▸ **AIM**
Using the data beneath, show every line that includes the word "operatører".

▸ **RECORD SET**
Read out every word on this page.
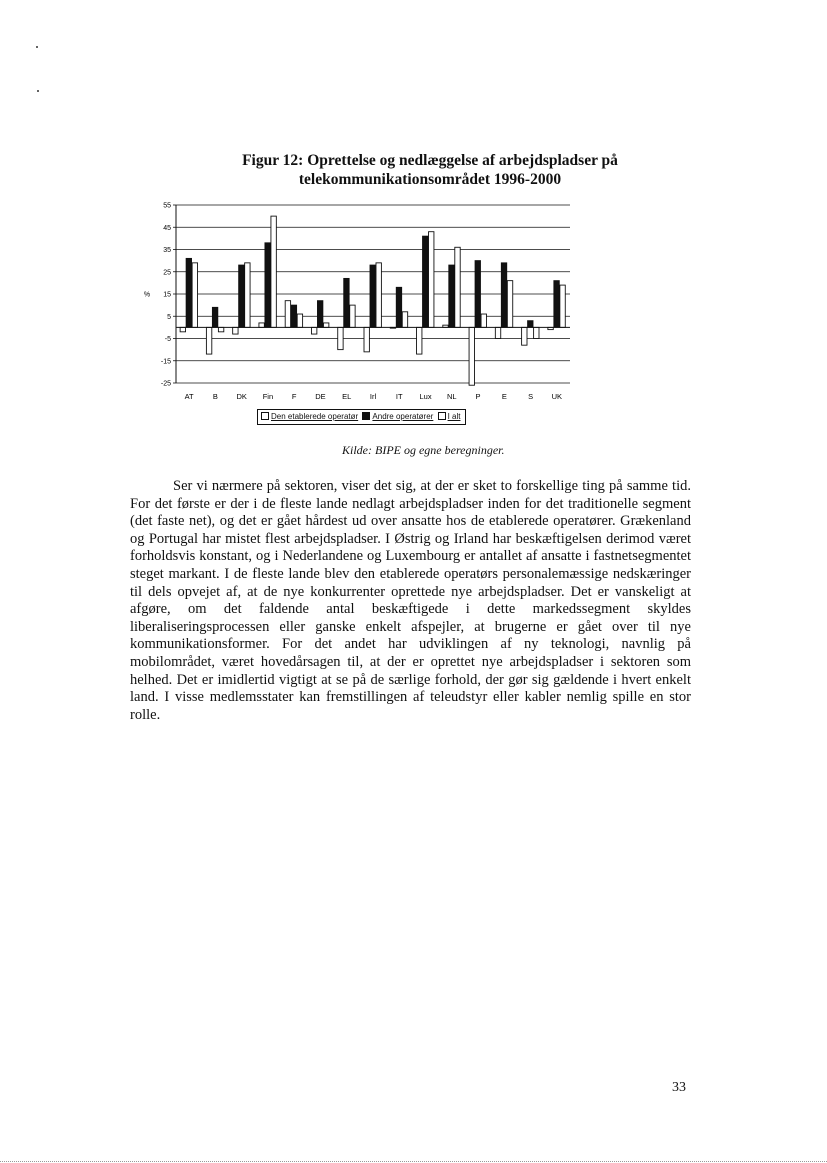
Figur 12: Oprettelse og nedlæggelse af arbejdspladser på
telekommunikationsområdet 1996-2000
55
45
35
25
15
5
-5
-15
-25
AT	B DK Fin	F	DE EL Irl	IT Lux NL	P	E	S UK
%
Den etablerede operatør Andre operatører I alt
Kilde: BIPE og egne beregninger.

Ser vi nærmere på sektoren, viser det sig, at der er sket to forskellige ting på samme tid. For det første er der i de fleste lande nedlagt arbejdspladser inden for det traditionelle segment (det faste net), og det er gået hårdest ud over ansatte hos de etablerede operatører. Grækenland og Portugal har mistet flest arbejdspladser. I Østrig og Irland har beskæftigelsen derimod været forholdsvis konstant, og i Nederlandene og Luxembourg er antallet af ansatte i fastnetsegmentet steget markant. I de fleste lande blev den etablerede operatørs personalemæssige nedskæringer til dels opvejet af, at de nye konkurrenter oprettede nye arbejdspladser. Det er vanskeligt at afgøre, om det faldende antal beskæftigede i dette markedssegment skyldes liberaliseringsprocessen eller ganske enkelt afspejler, at brugerne er gået over til nye kommunikationsformer. For det andet har udviklingen af ny teknologi, navnlig på mobilområdet, været hovedårsagen til, at der er oprettet nye arbejdspladser i sektoren som helhed. Det er imidlertid vigtigt at se på de særlige forhold, der gør sig gældende i hvert enkelt land. I visse medlemsstater kan fremstillingen af teleudstyr eller kabler nemlig spille en stor rolle.

33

▸ **TASK ANSWER**
Den etablerede operatør Andre operatører I alt
Ser vi nærmere på sektoren, viser det sig, at der er sket to forskellige ting på samme tid. For det første er der i de fleste lande nedlagt arbejdspladser inden for det traditionelle segment (det faste net), og det er gået hårdest ud over ansatte hos de etablerede operatører. Grækenland og Portugal har mistet flest arbejdspladser. I Østrig og Irland har beskæftigelsen derimod været forholdsvis konstant, og i Nederlandene og Luxembourg er antallet af ansatte i fastnetsegmentet steget markant. I de fleste lande blev den etablerede operatørs personalemæssige nedskæringer til dels opvejet af, at de nye konkurrenter oprettede nye arbejdspladser. Det er vanskeligt at afgøre, om det faldende antal beskæftigede i dette markedssegment skyldes liberaliseringsprocessen eller ganske enkelt afspejler, at brugerne er gået over til nye kommunikationsformer. For det andet har udviklingen af ny teknologi, navnlig på mobilområdet, været hovedårsagen til, at der er oprettet nye arbejdspladser i sektoren som helhed. Det er imidlertid vigtigt at se på de særlige forhold, der gør sig gældende i hvert enkelt land. I visse medlemsstater kan fremstillingen af teleudstyr eller kabler nemlig spille en stor rolle.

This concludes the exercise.